Short task => Extract all of the entries and give them again, word for word.

Entries with figure data =>
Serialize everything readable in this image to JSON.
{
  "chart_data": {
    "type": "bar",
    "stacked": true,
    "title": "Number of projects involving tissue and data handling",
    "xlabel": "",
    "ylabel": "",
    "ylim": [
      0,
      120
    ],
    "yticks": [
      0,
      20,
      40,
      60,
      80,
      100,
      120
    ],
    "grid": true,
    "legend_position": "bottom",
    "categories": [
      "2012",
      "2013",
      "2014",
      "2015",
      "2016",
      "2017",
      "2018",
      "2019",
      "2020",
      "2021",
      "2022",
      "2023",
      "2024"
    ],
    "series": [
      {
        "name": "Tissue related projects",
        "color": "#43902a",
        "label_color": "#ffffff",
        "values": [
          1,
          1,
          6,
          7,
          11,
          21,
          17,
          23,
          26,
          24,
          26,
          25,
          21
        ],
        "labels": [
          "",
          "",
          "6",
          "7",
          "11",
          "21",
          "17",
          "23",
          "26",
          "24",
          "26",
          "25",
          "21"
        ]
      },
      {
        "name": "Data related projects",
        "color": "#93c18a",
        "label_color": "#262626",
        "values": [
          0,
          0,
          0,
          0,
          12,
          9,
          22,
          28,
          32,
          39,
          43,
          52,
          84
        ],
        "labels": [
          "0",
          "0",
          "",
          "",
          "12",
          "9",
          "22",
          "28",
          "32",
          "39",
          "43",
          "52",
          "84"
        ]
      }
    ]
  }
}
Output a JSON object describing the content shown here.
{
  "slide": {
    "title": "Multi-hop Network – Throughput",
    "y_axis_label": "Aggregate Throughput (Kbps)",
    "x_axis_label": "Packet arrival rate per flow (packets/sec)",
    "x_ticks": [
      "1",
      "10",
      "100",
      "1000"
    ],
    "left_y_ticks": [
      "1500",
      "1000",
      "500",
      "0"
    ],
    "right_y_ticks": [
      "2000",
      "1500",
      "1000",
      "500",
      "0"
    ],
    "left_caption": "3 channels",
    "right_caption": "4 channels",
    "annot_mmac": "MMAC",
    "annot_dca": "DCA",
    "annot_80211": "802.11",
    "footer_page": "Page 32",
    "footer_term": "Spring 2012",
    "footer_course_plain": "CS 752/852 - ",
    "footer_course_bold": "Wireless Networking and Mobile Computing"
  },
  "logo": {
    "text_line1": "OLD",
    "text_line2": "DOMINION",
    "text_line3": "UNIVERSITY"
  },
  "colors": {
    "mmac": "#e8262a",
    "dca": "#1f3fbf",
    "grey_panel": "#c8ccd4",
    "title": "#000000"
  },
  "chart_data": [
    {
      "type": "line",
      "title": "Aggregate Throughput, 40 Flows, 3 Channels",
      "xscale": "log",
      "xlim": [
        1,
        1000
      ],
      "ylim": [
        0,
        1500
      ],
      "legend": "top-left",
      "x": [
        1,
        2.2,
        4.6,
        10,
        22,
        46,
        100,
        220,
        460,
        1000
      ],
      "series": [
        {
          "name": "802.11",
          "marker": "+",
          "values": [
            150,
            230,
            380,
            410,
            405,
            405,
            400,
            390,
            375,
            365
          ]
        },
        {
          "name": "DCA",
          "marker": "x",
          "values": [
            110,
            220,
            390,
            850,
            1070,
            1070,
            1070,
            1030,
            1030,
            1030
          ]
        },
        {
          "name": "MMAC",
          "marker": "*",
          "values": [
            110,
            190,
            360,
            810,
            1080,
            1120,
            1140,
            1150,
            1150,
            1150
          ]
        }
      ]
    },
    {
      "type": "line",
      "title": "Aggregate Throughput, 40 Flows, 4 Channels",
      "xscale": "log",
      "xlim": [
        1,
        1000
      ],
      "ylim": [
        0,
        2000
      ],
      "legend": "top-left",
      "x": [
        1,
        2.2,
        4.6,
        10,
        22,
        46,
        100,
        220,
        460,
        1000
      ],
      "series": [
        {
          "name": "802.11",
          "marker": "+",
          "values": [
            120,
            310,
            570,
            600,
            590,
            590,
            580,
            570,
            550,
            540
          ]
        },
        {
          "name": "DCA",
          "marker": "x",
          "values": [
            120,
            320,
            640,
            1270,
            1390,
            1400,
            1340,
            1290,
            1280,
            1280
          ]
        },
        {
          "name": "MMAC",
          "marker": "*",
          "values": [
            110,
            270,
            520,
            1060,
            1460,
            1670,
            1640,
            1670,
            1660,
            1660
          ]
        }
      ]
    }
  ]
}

Exercise answer =>
Serialize everything readable in this image to JSON.
{
  "chart_data": {
    "type": "bar",
    "stacked": true,
    "title": "Number of projects involving tissue and data handling",
    "xlabel": "",
    "ylabel": "",
    "ylim": [
      0,
      120
    ],
    "yticks": [
      0,
      20,
      40,
      60,
      80,
      100,
      120
    ],
    "grid": true,
    "legend_position": "bottom",
    "categories": [
      "2012",
      "2013",
      "2014",
      "2015",
      "2016",
      "2017",
      "2018",
      "2019",
      "2020",
      "2021",
      "2022",
      "2023",
      "2024"
    ],
    "series": [
      {
        "name": "Tissue related projects",
        "color": "#43902a",
        "label_color": "#ffffff",
        "values": [
          1,
          1,
          6,
          7,
          11,
          21,
          17,
          23,
          26,
          24,
          26,
          25,
          21
        ],
        "labels": [
          "",
          "",
          "6",
          "7",
          "11",
          "21",
          "17",
          "23",
          "26",
          "24",
          "26",
          "25",
          "21"
        ]
      },
      {
        "name": "Data related projects",
        "color": "#93c18a",
        "label_color": "#262626",
        "values": [
          0,
          0,
          0,
          0,
          12,
          9,
          22,
          28,
          32,
          39,
          43,
          52,
          84
        ],
        "labels": [
          "0",
          "0",
          "",
          "",
          "12",
          "9",
          "22",
          "28",
          "32",
          "39",
          "43",
          "52",
          "84"
        ]
      }
    ]
  }
}
Output a JSON object describing the content shown here.
{
  "slide": {
    "title": "Multi-hop Network – Throughput",
    "y_axis_label": "Aggregate Throughput (Kbps)",
    "x_axis_label": "Packet arrival rate per flow (packets/sec)",
    "x_ticks": [
      "1",
      "10",
      "100",
      "1000"
    ],
    "left_y_ticks": [
      "1500",
      "1000",
      "500",
      "0"
    ],
    "right_y_ticks": [
      "2000",
      "1500",
      "1000",
      "500",
      "0"
    ],
    "left_caption": "3 channels",
    "right_caption": "4 channels",
    "annot_mmac": "MMAC",
    "annot_dca": "DCA",
    "annot_80211": "802.11",
    "footer_page": "Page 32",
    "footer_term": "Spring 2012",
    "footer_course_plain": "CS 752/852 - ",
    "footer_course_bold": "Wireless Networking and Mobile Computing"
  },
  "logo": {
    "text_line1": "OLD",
    "text_line2": "DOMINION",
    "text_line3": "UNIVERSITY"
  },
  "colors": {
    "mmac": "#e8262a",
    "dca": "#1f3fbf",
    "grey_panel": "#c8ccd4",
    "title": "#000000"
  },
  "chart_data": [
    {
      "type": "line",
      "title": "Aggregate Throughput, 40 Flows, 3 Channels",
      "xscale": "log",
      "xlim": [
        1,
        1000
      ],
      "ylim": [
        0,
        1500
      ],
      "legend": "top-left",
      "x": [
        1,
        2.2,
        4.6,
        10,
        22,
        46,
        100,
        220,
        460,
        1000
      ],
      "series": [
        {
          "name": "802.11",
          "marker": "+",
          "values": [
            150,
            230,
            380,
            410,
            405,
            405,
            400,
            390,
            375,
            365
          ]
        },
        {
          "name": "DCA",
          "marker": "x",
          "values": [
            110,
            220,
            390,
            850,
            1070,
            1070,
            1070,
            1030,
            1030,
            1030
          ]
        },
        {
          "name": "MMAC",
          "marker": "*",
          "values": [
            110,
            190,
            360,
            810,
            1080,
            1120,
            1140,
            1150,
            1150,
            1150
          ]
        }
      ]
    },
    {
      "type": "line",
      "title": "Aggregate Throughput, 40 Flows, 4 Channels",
      "xscale": "log",
      "xlim": [
        1,
        1000
      ],
      "ylim": [
        0,
        2000
      ],
      "legend": "top-left",
      "x": [
        1,
        2.2,
        4.6,
        10,
        22,
        46,
        100,
        220,
        460,
        1000
      ],
      "series": [
        {
          "name": "802.11",
          "marker": "+",
          "values": [
            120,
            310,
            570,
            600,
            590,
            590,
            580,
            570,
            550,
            540
          ]
        },
        {
          "name": "DCA",
          "marker": "x",
          "values": [
            120,
            320,
            640,
            1270,
            1390,
            1400,
            1340,
            1290,
            1280,
            1280
          ]
        },
        {
          "name": "MMAC",
          "marker": "*",
          "values": [
            110,
            270,
            520,
            1060,
            1460,
            1670,
            1640,
            1670,
            1660,
            1660
          ]
        }
      ]
    }
  ]
}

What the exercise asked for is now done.